======== DATA SHOWN ========

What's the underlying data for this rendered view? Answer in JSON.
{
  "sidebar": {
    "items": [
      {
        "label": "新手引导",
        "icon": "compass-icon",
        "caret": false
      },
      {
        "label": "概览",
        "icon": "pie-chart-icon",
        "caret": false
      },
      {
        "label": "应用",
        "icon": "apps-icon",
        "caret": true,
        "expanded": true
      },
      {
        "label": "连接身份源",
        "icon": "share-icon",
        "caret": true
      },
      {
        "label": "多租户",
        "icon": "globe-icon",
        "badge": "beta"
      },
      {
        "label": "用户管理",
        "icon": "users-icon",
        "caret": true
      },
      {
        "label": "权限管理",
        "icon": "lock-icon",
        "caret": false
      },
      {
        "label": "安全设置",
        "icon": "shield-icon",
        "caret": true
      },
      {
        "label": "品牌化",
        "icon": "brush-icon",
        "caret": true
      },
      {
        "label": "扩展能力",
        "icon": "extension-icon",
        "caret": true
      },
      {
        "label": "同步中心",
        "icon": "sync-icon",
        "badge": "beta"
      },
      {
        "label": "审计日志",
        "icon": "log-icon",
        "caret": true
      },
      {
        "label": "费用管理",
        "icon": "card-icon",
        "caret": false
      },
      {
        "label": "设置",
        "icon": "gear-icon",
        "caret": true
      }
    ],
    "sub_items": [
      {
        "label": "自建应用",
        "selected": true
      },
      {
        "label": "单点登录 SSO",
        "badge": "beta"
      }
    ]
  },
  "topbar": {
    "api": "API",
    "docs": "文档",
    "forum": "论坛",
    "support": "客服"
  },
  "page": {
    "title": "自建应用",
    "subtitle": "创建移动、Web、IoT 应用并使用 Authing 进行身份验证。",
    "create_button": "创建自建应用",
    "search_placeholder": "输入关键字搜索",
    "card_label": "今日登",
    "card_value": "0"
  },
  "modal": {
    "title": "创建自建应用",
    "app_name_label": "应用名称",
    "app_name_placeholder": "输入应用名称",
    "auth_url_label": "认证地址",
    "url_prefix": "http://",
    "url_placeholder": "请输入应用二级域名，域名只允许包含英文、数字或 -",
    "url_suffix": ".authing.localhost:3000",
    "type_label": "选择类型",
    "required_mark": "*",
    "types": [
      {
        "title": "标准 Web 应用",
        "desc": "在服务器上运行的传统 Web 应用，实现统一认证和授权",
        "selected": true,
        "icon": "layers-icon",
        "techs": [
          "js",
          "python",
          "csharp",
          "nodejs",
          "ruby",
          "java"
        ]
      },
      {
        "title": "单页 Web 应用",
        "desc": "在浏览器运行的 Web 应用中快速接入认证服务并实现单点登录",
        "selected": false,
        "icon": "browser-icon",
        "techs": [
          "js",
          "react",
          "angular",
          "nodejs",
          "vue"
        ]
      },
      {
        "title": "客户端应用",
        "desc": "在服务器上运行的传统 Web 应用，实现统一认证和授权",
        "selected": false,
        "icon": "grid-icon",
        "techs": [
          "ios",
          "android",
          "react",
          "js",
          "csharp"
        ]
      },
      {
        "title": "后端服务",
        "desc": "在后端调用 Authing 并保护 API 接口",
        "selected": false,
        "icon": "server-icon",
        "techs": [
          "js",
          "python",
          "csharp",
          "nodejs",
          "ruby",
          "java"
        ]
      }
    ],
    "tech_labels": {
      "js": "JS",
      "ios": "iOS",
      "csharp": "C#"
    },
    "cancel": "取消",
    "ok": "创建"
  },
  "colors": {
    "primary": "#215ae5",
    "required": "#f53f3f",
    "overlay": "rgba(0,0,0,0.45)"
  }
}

========

## WHAT YOU WILL DO
Reproduce all the records precisely.

## COMPLETED TASK
What's the underlying data for this rendered view? Answer in JSON.
{
  "sidebar": {
    "items": [
      {
        "label": "新手引导",
        "icon": "compass-icon",
        "caret": false
      },
      {
        "label": "概览",
        "icon": "pie-chart-icon",
        "caret": false
      },
      {
        "label": "应用",
        "icon": "apps-icon",
        "caret": true,
        "expanded": true
      },
      {
        "label": "连接身份源",
        "icon": "share-icon",
        "caret": true
      },
      {
        "label": "多租户",
        "icon": "globe-icon",
        "badge": "beta"
      },
      {
        "label": "用户管理",
        "icon": "users-icon",
        "caret": true
      },
      {
        "label": "权限管理",
        "icon": "lock-icon",
        "caret": false
      },
      {
        "label": "安全设置",
        "icon": "shield-icon",
        "caret": true
      },
      {
        "label": "品牌化",
        "icon": "brush-icon",
        "caret": true
      },
      {
        "label": "扩展能力",
        "icon": "extension-icon",
        "caret": true
      },
      {
        "label": "同步中心",
        "icon": "sync-icon",
        "badge": "beta"
      },
      {
        "label": "审计日志",
        "icon": "log-icon",
        "caret": true
      },
      {
        "label": "费用管理",
        "icon": "card-icon",
        "caret": false
      },
      {
        "label": "设置",
        "icon": "gear-icon",
        "caret": true
      }
    ],
    "sub_items": [
      {
        "label": "自建应用",
        "selected": true
      },
      {
        "label": "单点登录 SSO",
        "badge": "beta"
      }
    ]
  },
  "topbar": {
    "api": "API",
    "docs": "文档",
    "forum": "论坛",
    "support": "客服"
  },
  "page": {
    "title": "自建应用",
    "subtitle": "创建移动、Web、IoT 应用并使用 Authing 进行身份验证。",
    "create_button": "创建自建应用",
    "search_placeholder": "输入关键字搜索",
    "card_label": "今日登",
    "card_value": "0"
  },
  "modal": {
    "title": "创建自建应用",
    "app_name_label": "应用名称",
    "app_name_placeholder": "输入应用名称",
    "auth_url_label": "认证地址",
    "url_prefix": "http://",
    "url_placeholder": "请输入应用二级域名，域名只允许包含英文、数字或 -",
    "url_suffix": ".authing.localhost:3000",
    "type_label": "选择类型",
    "required_mark": "*",
    "types": [
      {
        "title": "标准 Web 应用",
        "desc": "在服务器上运行的传统 Web 应用，实现统一认证和授权",
        "selected": true,
        "icon": "layers-icon",
        "techs": [
          "js",
          "python",
          "csharp",
          "nodejs",
          "ruby",
          "java"
        ]
      },
      {
        "title": "单页 Web 应用",
        "desc": "在浏览器运行的 Web 应用中快速接入认证服务并实现单点登录",
        "selected": false,
        "icon": "browser-icon",
        "techs": [
          "js",
          "react",
          "angular",
          "nodejs",
          "vue"
        ]
      },
      {
        "title": "客户端应用",
        "desc": "在服务器上运行的传统 Web 应用，实现统一认证和授权",
        "selected": false,
        "icon": "grid-icon",
        "techs": [
          "ios",
          "android",
          "react",
          "js",
          "csharp"
        ]
      },
      {
        "title": "后端服务",
        "desc": "在后端调用 Authing 并保护 API 接口",
        "selected": false,
        "icon": "server-icon",
        "techs": [
          "js",
          "python",
          "csharp",
          "nodejs",
          "ruby",
          "java"
        ]
      }
    ],
    "tech_labels": {
      "js": "JS",
      "ios": "iOS",
      "csharp": "C#"
    },
    "cancel": "取消",
    "ok": "创建"
  },
  "colors": {
    "primary": "#215ae5",
    "required": "#f53f3f",
    "overlay": "rgba(0,0,0,0.45)"
  }
}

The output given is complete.